■ **Given problem**
Quote the full listing word for word.

━━━━━ Given entries

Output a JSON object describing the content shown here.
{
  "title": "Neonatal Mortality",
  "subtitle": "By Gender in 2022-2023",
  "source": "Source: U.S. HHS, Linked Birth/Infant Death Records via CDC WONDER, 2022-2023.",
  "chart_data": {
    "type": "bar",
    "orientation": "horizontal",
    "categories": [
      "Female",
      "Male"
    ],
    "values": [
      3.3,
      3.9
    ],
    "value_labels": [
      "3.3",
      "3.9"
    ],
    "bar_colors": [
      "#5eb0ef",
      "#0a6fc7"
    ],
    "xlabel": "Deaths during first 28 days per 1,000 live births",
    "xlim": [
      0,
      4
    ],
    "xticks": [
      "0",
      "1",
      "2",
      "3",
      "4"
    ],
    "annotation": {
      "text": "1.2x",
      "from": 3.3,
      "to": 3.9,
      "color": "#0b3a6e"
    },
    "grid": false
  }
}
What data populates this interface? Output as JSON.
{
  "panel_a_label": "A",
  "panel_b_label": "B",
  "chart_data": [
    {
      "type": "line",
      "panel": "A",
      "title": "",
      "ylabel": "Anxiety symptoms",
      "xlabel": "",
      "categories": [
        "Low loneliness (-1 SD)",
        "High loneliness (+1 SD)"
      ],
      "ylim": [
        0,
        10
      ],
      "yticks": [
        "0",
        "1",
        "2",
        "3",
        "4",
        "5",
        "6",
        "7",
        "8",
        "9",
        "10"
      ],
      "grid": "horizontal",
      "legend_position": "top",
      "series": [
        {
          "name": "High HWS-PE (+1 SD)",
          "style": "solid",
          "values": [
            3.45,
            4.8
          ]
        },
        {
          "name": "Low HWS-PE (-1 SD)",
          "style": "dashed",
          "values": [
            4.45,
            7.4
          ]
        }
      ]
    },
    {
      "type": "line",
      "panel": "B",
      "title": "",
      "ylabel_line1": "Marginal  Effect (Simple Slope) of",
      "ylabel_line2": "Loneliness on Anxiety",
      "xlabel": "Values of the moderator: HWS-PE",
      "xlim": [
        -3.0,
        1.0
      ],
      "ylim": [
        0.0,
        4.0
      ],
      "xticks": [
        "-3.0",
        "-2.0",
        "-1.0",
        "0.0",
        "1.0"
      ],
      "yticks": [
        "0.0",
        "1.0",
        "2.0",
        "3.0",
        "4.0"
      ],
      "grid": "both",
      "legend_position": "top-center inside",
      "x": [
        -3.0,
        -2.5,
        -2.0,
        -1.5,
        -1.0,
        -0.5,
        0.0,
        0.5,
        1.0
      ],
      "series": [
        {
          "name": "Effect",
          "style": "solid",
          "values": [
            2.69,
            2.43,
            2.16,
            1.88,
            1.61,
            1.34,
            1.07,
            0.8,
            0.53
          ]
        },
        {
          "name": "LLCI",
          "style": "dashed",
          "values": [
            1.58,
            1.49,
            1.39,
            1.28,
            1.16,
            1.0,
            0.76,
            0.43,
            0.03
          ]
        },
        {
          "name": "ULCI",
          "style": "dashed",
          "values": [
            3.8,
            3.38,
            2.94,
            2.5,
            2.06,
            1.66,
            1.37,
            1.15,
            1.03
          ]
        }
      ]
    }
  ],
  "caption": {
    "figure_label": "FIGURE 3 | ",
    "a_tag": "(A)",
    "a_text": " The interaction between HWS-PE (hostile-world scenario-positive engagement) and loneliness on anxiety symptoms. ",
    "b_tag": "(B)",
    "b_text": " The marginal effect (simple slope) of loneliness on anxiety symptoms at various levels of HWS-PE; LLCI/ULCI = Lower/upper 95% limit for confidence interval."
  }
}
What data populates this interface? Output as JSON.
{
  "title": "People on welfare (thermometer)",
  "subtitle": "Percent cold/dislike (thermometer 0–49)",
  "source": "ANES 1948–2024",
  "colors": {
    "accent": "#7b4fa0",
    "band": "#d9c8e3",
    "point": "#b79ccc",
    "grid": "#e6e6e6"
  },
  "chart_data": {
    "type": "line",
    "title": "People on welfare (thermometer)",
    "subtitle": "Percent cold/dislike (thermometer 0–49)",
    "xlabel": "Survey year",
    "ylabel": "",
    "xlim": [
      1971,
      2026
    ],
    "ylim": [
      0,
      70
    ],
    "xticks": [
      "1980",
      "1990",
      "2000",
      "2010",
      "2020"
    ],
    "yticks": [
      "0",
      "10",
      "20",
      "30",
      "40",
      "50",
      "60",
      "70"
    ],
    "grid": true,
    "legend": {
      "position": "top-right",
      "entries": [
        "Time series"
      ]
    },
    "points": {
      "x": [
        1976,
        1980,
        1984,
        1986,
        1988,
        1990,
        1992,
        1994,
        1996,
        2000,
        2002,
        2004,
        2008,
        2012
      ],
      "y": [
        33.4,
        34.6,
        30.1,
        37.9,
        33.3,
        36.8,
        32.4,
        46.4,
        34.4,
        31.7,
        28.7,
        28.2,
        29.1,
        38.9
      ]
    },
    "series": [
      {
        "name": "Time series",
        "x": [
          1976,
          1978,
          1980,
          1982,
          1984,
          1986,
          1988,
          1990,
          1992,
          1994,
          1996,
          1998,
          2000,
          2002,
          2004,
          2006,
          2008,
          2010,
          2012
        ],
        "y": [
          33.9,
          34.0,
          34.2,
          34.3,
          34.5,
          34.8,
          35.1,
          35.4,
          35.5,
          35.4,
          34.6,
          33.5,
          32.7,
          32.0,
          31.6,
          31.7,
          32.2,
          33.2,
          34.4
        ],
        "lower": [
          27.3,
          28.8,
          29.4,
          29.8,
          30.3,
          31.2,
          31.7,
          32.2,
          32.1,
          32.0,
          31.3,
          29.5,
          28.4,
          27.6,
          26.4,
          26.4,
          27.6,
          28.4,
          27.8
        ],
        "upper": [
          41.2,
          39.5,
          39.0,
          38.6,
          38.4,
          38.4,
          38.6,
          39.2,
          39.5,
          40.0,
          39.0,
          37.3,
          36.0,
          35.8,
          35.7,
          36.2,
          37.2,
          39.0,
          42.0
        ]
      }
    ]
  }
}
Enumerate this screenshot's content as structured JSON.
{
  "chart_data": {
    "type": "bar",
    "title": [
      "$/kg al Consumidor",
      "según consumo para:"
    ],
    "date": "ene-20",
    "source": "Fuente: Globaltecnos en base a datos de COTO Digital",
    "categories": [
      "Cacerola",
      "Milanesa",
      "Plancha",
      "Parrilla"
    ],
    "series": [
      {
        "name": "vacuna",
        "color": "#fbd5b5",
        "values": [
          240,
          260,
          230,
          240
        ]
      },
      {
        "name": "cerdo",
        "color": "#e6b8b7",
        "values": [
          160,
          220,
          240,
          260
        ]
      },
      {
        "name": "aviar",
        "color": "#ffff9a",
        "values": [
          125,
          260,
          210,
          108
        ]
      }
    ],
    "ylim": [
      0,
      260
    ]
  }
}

━━━━━━━━━━

■ **The response**
Output a JSON object describing the content shown here.
{
  "title": "Neonatal Mortality",
  "subtitle": "By Gender in 2022-2023",
  "source": "Source: U.S. HHS, Linked Birth/Infant Death Records via CDC WONDER, 2022-2023.",
  "chart_data": {
    "type": "bar",
    "orientation": "horizontal",
    "categories": [
      "Female",
      "Male"
    ],
    "values": [
      3.3,
      3.9
    ],
    "value_labels": [
      "3.3",
      "3.9"
    ],
    "bar_colors": [
      "#5eb0ef",
      "#0a6fc7"
    ],
    "xlabel": "Deaths during first 28 days per 1,000 live births",
    "xlim": [
      0,
      4
    ],
    "xticks": [
      "0",
      "1",
      "2",
      "3",
      "4"
    ],
    "annotation": {
      "text": "1.2x",
      "from": 3.3,
      "to": 3.9,
      "color": "#0b3a6e"
    },
    "grid": false
  }
}
What data populates this interface? Output as JSON.
{
  "panel_a_label": "A",
  "panel_b_label": "B",
  "chart_data": [
    {
      "type": "line",
      "panel": "A",
      "title": "",
      "ylabel": "Anxiety symptoms",
      "xlabel": "",
      "categories": [
        "Low loneliness (-1 SD)",
        "High loneliness (+1 SD)"
      ],
      "ylim": [
        0,
        10
      ],
      "yticks": [
        "0",
        "1",
        "2",
        "3",
        "4",
        "5",
        "6",
        "7",
        "8",
        "9",
        "10"
      ],
      "grid": "horizontal",
      "legend_position": "top",
      "series": [
        {
          "name": "High HWS-PE (+1 SD)",
          "style": "solid",
          "values": [
            3.45,
            4.8
          ]
        },
        {
          "name": "Low HWS-PE (-1 SD)",
          "style": "dashed",
          "values": [
            4.45,
            7.4
          ]
        }
      ]
    },
    {
      "type": "line",
      "panel": "B",
      "title": "",
      "ylabel_line1": "Marginal  Effect (Simple Slope) of",
      "ylabel_line2": "Loneliness on Anxiety",
      "xlabel": "Values of the moderator: HWS-PE",
      "xlim": [
        -3.0,
        1.0
      ],
      "ylim": [
        0.0,
        4.0
      ],
      "xticks": [
        "-3.0",
        "-2.0",
        "-1.0",
        "0.0",
        "1.0"
      ],
      "yticks": [
        "0.0",
        "1.0",
        "2.0",
        "3.0",
        "4.0"
      ],
      "grid": "both",
      "legend_position": "top-center inside",
      "x": [
        -3.0,
        -2.5,
        -2.0,
        -1.5,
        -1.0,
        -0.5,
        0.0,
        0.5,
        1.0
      ],
      "series": [
        {
          "name": "Effect",
          "style": "solid",
          "values": [
            2.69,
            2.43,
            2.16,
            1.88,
            1.61,
            1.34,
            1.07,
            0.8,
            0.53
          ]
        },
        {
          "name": "LLCI",
          "style": "dashed",
          "values": [
            1.58,
            1.49,
            1.39,
            1.28,
            1.16,
            1.0,
            0.76,
            0.43,
            0.03
          ]
        },
        {
          "name": "ULCI",
          "style": "dashed",
          "values": [
            3.8,
            3.38,
            2.94,
            2.5,
            2.06,
            1.66,
            1.37,
            1.15,
            1.03
          ]
        }
      ]
    }
  ],
  "caption": {
    "figure_label": "FIGURE 3 | ",
    "a_tag": "(A)",
    "a_text": " The interaction between HWS-PE (hostile-world scenario-positive engagement) and loneliness on anxiety symptoms. ",
    "b_tag": "(B)",
    "b_text": " The marginal effect (simple slope) of loneliness on anxiety symptoms at various levels of HWS-PE; LLCI/ULCI = Lower/upper 95% limit for confidence interval."
  }
}
What data populates this interface? Output as JSON.
{
  "title": "People on welfare (thermometer)",
  "subtitle": "Percent cold/dislike (thermometer 0–49)",
  "source": "ANES 1948–2024",
  "colors": {
    "accent": "#7b4fa0",
    "band": "#d9c8e3",
    "point": "#b79ccc",
    "grid": "#e6e6e6"
  },
  "chart_data": {
    "type": "line",
    "title": "People on welfare (thermometer)",
    "subtitle": "Percent cold/dislike (thermometer 0–49)",
    "xlabel": "Survey year",
    "ylabel": "",
    "xlim": [
      1971,
      2026
    ],
    "ylim": [
      0,
      70
    ],
    "xticks": [
      "1980",
      "1990",
      "2000",
      "2010",
      "2020"
    ],
    "yticks": [
      "0",
      "10",
      "20",
      "30",
      "40",
      "50",
      "60",
      "70"
    ],
    "grid": true,
    "legend": {
      "position": "top-right",
      "entries": [
        "Time series"
      ]
    },
    "points": {
      "x": [
        1976,
        1980,
        1984,
        1986,
        1988,
        1990,
        1992,
        1994,
        1996,
        2000,
        2002,
        2004,
        2008,
        2012
      ],
      "y": [
        33.4,
        34.6,
        30.1,
        37.9,
        33.3,
        36.8,
        32.4,
        46.4,
        34.4,
        31.7,
        28.7,
        28.2,
        29.1,
        38.9
      ]
    },
    "series": [
      {
        "name": "Time series",
        "x": [
          1976,
          1978,
          1980,
          1982,
          1984,
          1986,
          1988,
          1990,
          1992,
          1994,
          1996,
          1998,
          2000,
          2002,
          2004,
          2006,
          2008,
          2010,
          2012
        ],
        "y": [
          33.9,
          34.0,
          34.2,
          34.3,
          34.5,
          34.8,
          35.1,
          35.4,
          35.5,
          35.4,
          34.6,
          33.5,
          32.7,
          32.0,
          31.6,
          31.7,
          32.2,
          33.2,
          34.4
        ],
        "lower": [
          27.3,
          28.8,
          29.4,
          29.8,
          30.3,
          31.2,
          31.7,
          32.2,
          32.1,
          32.0,
          31.3,
          29.5,
          28.4,
          27.6,
          26.4,
          26.4,
          27.6,
          28.4,
          27.8
        ],
        "upper": [
          41.2,
          39.5,
          39.0,
          38.6,
          38.4,
          38.4,
          38.6,
          39.2,
          39.5,
          40.0,
          39.0,
          37.3,
          36.0,
          35.8,
          35.7,
          36.2,
          37.2,
          39.0,
          42.0
        ]
      }
    ]
  }
}
Enumerate this screenshot's content as structured JSON.
{
  "chart_data": {
    "type": "bar",
    "title": [
      "$/kg al Consumidor",
      "según consumo para:"
    ],
    "date": "ene-20",
    "source": "Fuente: Globaltecnos en base a datos de COTO Digital",
    "categories": [
      "Cacerola",
      "Milanesa",
      "Plancha",
      "Parrilla"
    ],
    "series": [
      {
        "name": "vacuna",
        "color": "#fbd5b5",
        "values": [
          240,
          260,
          230,
          240
        ]
      },
      {
        "name": "cerdo",
        "color": "#e6b8b7",
        "values": [
          160,
          220,
          240,
          260
        ]
      },
      {
        "name": "aviar",
        "color": "#ffff9a",
        "values": [
          125,
          260,
          210,
          108
        ]
      }
    ],
    "ylim": [
      0,
      260
    ]
  }
}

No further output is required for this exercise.